__INSTRUCTION__
Search the records for the word "Bern" and pick out every line that has it.

__AVAILABLE RECORDS__
——————

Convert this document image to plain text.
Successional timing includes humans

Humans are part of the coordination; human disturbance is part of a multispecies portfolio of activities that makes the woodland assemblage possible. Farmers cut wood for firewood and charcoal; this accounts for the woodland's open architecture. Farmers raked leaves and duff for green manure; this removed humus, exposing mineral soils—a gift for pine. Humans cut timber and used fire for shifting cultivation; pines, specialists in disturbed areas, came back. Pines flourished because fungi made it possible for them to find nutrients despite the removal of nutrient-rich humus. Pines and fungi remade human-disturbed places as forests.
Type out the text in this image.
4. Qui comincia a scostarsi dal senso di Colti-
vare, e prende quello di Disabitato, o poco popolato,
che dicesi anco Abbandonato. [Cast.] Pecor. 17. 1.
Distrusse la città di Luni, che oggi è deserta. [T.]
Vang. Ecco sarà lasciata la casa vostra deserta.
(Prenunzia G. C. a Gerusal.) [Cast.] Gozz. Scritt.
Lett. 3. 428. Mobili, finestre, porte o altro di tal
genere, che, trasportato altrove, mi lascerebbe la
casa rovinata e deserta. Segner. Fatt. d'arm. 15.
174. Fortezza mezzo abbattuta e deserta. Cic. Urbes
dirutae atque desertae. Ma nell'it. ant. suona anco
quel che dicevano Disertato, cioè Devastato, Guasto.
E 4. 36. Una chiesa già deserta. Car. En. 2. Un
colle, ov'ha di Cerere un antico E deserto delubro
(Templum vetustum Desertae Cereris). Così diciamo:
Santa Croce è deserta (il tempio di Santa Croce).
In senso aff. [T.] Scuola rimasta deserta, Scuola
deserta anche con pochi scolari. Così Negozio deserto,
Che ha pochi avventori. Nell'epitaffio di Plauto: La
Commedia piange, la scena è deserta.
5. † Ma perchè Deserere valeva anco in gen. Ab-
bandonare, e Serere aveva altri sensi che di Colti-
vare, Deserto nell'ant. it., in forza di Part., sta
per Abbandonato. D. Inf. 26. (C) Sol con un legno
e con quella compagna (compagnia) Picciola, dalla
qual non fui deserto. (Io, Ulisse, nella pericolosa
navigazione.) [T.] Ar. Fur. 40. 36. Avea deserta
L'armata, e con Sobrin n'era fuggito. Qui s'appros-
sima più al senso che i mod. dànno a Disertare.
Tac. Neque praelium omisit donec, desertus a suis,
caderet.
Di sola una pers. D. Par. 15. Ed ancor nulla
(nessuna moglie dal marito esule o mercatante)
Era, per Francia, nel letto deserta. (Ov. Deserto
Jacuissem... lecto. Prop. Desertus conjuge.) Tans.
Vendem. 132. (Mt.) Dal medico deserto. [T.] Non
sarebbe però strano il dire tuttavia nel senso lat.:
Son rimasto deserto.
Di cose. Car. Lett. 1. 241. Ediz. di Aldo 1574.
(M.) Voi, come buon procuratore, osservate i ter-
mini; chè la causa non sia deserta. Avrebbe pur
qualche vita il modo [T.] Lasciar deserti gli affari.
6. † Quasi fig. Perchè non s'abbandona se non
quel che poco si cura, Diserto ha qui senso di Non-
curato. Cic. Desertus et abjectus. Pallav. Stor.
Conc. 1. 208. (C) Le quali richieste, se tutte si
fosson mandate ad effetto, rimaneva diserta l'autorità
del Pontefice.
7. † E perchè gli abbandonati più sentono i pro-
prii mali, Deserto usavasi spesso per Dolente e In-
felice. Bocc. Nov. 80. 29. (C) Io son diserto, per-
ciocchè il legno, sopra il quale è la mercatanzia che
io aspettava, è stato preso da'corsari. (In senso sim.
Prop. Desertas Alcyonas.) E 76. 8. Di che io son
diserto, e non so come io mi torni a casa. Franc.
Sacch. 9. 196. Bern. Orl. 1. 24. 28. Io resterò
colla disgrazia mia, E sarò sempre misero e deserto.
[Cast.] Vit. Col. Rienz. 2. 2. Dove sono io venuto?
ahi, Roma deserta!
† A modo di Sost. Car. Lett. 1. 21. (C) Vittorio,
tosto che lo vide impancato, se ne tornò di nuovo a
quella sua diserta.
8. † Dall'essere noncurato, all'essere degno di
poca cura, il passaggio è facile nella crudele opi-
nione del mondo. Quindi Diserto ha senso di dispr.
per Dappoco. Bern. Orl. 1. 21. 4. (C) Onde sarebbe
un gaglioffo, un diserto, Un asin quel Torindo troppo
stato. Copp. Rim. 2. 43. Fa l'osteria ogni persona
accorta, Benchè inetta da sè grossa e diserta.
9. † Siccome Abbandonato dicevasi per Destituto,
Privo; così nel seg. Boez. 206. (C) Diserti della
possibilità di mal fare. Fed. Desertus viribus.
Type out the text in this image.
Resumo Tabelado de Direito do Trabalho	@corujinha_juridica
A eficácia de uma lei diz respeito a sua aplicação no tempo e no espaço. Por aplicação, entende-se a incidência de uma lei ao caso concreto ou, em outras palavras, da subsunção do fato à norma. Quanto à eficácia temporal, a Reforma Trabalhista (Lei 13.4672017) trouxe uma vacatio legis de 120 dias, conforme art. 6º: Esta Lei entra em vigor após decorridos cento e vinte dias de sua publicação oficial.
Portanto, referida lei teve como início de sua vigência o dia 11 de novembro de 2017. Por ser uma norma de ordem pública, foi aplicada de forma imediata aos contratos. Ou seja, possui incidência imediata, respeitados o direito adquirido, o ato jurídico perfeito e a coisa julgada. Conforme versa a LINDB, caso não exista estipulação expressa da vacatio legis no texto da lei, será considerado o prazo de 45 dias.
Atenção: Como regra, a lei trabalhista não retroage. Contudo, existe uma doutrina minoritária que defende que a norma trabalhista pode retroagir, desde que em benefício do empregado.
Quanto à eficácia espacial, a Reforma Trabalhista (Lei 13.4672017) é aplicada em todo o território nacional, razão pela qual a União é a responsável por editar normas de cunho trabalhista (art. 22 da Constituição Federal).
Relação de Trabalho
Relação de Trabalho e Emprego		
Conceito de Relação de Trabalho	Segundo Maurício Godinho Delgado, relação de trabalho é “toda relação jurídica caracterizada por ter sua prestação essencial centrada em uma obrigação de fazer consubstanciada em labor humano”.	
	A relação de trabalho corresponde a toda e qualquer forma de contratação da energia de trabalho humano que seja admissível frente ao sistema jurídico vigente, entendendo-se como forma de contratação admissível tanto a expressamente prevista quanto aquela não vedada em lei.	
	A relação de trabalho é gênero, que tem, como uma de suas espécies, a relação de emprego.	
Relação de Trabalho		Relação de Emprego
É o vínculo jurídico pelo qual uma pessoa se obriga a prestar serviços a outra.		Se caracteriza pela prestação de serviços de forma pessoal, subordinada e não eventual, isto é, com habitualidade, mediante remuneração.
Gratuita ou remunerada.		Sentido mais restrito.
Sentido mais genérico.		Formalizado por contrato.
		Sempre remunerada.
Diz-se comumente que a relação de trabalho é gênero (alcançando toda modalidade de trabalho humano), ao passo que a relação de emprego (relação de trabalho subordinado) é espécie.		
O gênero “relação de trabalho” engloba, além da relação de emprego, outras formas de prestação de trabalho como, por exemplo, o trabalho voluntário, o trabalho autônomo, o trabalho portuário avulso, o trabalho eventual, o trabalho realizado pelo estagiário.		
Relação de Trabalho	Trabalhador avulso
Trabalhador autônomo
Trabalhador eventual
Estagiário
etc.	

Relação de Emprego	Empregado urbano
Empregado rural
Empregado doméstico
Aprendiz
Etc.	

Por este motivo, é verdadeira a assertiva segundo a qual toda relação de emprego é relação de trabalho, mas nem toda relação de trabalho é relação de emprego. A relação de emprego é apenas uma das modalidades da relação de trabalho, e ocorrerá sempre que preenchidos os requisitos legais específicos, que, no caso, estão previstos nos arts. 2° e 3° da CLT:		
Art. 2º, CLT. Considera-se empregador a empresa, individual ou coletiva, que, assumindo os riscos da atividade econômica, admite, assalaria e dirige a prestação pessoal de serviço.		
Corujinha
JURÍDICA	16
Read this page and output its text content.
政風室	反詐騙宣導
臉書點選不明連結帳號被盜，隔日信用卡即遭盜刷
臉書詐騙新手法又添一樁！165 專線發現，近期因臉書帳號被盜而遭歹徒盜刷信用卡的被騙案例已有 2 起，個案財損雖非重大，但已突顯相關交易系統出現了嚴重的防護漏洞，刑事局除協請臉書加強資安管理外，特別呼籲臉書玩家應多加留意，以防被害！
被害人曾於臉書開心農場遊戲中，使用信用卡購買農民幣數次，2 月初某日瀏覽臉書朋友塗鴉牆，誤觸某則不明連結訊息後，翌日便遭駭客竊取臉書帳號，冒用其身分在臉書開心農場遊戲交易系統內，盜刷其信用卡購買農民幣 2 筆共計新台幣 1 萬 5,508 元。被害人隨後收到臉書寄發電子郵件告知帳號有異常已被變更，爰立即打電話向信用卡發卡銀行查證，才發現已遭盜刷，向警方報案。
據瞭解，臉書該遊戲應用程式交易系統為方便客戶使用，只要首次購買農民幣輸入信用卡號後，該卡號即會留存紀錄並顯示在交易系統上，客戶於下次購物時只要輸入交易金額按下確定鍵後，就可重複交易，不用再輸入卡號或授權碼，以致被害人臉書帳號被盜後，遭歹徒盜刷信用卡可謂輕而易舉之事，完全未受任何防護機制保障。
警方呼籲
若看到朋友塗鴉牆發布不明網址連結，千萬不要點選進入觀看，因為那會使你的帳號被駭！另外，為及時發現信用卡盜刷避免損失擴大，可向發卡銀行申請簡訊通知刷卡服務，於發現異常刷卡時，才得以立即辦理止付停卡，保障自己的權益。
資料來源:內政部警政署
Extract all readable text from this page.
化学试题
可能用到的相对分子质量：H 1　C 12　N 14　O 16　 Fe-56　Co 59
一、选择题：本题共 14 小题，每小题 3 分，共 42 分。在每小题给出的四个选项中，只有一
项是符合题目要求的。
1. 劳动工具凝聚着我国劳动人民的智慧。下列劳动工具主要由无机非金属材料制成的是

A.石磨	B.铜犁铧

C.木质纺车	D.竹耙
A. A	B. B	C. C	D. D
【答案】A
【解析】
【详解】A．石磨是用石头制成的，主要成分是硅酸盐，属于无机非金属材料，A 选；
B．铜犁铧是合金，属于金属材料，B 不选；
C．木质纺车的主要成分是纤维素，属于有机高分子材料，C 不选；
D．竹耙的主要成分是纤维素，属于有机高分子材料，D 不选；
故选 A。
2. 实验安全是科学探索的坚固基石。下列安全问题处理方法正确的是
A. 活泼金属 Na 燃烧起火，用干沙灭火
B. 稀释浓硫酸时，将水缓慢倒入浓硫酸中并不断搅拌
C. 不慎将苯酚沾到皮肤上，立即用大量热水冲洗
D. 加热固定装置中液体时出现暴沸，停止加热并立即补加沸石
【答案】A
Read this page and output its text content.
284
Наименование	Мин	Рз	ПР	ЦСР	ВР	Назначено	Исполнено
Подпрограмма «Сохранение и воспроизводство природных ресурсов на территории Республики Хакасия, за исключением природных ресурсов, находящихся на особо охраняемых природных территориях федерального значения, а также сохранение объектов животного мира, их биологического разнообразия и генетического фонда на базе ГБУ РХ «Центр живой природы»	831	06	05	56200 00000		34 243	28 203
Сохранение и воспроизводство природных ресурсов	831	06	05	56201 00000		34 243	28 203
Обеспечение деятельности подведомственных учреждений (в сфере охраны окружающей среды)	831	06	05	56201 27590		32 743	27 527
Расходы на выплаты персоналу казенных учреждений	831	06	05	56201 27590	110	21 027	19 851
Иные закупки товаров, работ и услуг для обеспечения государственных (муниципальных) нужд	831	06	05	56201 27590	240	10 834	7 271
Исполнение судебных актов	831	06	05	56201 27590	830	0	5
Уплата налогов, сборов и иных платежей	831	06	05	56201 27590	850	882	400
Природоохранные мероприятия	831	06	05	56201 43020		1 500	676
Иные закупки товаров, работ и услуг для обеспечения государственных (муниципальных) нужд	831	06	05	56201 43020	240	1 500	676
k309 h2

——————

__ANSWER FOR THE TASK__
Sacch. 9. 196. Bern. Orl. 1. 24. 28. Io resterò
per Dappoco. Bern. Orl. 1. 21. 4. (C) Onde sarebbe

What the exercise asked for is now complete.